Stored entries:
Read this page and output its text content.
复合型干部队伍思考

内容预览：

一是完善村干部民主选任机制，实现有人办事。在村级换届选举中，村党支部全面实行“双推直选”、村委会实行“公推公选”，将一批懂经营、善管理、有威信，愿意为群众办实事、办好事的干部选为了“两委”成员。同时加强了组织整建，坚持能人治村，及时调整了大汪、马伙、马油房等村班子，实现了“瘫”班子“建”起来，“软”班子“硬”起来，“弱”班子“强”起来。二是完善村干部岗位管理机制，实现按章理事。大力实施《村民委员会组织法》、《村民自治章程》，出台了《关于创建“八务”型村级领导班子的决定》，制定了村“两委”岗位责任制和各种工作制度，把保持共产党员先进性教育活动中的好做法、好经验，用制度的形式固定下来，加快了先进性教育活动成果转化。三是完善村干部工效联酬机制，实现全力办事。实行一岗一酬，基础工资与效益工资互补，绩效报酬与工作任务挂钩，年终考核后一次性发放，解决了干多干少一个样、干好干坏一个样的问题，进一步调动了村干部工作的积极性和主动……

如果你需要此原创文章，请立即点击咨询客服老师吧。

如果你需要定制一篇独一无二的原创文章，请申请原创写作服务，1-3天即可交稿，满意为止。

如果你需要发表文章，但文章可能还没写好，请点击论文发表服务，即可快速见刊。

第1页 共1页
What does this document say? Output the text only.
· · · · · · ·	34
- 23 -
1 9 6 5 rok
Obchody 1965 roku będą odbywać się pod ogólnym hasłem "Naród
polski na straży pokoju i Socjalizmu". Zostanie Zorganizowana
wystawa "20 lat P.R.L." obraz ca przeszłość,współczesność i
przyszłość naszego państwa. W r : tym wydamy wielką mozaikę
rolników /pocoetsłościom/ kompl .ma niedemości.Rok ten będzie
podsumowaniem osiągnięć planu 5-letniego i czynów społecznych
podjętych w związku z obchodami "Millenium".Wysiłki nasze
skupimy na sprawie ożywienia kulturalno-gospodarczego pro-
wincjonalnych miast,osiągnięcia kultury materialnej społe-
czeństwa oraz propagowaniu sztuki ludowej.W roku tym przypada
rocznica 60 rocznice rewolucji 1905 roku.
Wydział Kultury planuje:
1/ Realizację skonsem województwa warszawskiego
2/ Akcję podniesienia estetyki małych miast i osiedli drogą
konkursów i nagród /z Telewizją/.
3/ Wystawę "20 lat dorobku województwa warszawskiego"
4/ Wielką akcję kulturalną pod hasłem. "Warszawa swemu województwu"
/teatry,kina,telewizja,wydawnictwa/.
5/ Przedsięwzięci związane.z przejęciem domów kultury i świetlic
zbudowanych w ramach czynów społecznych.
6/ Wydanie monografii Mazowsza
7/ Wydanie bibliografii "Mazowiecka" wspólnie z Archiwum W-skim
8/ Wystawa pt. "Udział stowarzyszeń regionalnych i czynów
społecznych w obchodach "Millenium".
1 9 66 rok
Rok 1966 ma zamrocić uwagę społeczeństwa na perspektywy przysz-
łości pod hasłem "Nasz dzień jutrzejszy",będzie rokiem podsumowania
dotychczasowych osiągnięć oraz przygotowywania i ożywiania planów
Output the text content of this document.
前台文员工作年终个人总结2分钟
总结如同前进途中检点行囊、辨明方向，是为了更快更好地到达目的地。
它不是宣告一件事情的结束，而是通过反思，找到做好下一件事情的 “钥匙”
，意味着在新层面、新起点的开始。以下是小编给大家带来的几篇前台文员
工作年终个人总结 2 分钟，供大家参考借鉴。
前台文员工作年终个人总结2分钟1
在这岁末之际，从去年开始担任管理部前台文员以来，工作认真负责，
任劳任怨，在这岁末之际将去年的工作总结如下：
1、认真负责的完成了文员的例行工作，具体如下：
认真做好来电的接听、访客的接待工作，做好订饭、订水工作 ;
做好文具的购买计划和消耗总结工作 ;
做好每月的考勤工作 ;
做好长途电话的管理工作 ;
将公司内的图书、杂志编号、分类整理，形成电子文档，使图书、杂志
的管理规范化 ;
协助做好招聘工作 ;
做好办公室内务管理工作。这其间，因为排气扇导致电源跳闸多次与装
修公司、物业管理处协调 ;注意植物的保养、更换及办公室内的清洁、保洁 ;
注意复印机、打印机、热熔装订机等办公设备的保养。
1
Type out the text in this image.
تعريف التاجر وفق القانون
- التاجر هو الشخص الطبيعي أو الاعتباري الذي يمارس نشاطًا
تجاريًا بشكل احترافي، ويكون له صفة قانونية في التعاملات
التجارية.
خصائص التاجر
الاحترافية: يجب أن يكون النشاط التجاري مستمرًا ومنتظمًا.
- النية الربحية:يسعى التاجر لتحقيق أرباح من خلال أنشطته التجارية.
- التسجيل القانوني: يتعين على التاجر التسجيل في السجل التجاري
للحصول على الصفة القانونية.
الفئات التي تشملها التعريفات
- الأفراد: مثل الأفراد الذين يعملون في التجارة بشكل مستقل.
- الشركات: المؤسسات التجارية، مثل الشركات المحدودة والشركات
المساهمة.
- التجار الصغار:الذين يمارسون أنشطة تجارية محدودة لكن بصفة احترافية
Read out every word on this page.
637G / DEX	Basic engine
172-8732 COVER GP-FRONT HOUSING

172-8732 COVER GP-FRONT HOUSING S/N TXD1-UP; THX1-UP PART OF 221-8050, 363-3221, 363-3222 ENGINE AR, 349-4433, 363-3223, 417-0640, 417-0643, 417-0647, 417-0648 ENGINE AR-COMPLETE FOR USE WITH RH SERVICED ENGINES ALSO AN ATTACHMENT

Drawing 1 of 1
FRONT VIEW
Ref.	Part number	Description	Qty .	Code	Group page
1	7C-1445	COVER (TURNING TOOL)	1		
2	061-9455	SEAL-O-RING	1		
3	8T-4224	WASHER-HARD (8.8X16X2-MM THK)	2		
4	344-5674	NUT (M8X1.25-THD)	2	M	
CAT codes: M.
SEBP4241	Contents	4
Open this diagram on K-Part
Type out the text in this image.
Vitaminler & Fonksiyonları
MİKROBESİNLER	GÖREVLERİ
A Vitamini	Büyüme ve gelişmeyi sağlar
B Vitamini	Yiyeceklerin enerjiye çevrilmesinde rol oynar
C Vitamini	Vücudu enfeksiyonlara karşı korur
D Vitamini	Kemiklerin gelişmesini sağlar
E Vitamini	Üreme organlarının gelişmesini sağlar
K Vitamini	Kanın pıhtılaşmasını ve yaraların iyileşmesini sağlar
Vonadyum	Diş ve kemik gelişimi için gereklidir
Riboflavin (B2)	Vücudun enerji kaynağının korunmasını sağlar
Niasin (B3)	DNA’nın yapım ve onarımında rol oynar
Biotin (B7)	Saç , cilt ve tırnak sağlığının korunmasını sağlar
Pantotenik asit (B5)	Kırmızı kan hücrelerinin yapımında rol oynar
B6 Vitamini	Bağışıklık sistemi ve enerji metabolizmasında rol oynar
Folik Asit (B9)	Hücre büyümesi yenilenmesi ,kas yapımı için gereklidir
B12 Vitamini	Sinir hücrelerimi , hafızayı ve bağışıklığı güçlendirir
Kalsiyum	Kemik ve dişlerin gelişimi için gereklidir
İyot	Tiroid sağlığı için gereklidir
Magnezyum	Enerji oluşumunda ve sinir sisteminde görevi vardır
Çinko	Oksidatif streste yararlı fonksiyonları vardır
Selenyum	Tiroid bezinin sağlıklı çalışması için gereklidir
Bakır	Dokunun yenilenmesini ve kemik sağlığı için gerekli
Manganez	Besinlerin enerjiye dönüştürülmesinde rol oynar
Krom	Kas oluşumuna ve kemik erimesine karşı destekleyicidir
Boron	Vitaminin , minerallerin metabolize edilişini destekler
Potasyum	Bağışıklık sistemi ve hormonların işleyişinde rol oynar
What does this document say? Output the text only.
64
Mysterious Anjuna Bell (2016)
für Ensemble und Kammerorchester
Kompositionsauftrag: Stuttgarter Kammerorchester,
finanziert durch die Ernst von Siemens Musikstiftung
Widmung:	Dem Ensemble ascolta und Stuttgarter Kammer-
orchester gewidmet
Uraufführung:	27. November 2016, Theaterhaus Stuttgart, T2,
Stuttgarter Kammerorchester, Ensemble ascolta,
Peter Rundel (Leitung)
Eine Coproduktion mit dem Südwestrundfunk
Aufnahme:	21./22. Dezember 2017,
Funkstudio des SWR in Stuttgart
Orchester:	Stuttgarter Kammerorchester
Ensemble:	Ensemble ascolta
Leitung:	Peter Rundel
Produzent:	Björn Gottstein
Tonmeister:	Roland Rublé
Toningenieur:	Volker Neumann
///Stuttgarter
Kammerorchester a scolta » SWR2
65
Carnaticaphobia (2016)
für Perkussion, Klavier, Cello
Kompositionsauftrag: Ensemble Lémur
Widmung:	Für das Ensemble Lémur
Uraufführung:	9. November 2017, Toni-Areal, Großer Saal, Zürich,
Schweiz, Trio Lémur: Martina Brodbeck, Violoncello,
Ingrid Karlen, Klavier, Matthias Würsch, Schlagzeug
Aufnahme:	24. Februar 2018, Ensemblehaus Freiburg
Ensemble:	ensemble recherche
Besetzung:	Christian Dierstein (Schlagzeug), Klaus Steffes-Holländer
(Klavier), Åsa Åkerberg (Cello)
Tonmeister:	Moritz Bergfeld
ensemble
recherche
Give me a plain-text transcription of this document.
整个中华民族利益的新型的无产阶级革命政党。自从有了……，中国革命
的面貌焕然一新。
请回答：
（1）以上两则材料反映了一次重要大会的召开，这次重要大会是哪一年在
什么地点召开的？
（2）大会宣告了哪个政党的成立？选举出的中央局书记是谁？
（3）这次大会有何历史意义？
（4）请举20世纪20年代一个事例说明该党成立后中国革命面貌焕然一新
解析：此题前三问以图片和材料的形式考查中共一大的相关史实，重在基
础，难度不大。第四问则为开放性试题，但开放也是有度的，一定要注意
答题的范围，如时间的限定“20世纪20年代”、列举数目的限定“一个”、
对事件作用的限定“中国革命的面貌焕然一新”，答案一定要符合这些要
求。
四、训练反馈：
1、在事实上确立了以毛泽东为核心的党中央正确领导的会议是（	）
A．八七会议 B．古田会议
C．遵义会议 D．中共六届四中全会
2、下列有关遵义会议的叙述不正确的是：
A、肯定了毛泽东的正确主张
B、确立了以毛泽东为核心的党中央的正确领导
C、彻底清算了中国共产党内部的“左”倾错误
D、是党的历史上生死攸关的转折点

[Your task] Copy out each line of the records that holds the string "page".

[Exercise solution]
Read this page and output its text content.
Read out every word on this page.
Ref.	Part number	Description	Qty .	Code	Group page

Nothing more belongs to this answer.